## Begin

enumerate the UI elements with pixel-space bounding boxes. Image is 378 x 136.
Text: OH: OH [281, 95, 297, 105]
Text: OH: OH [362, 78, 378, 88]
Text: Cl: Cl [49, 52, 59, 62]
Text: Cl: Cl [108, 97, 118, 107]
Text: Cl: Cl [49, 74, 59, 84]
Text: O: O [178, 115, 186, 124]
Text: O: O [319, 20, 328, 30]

## End

**What you will do**
Reproduce each line of the material above, character for character and in the same order.

**Answer below**
enumerate the UI elements with pixel-space bounding boxes. Image is 378 x 136.
Text: OH: OH [281, 95, 297, 105]
Text: OH: OH [362, 78, 378, 88]
Text: Cl: Cl [49, 52, 59, 62]
Text: Cl: Cl [108, 97, 118, 107]
Text: Cl: Cl [49, 74, 59, 84]
Text: O: O [178, 115, 186, 124]
Text: O: O [319, 20, 328, 30]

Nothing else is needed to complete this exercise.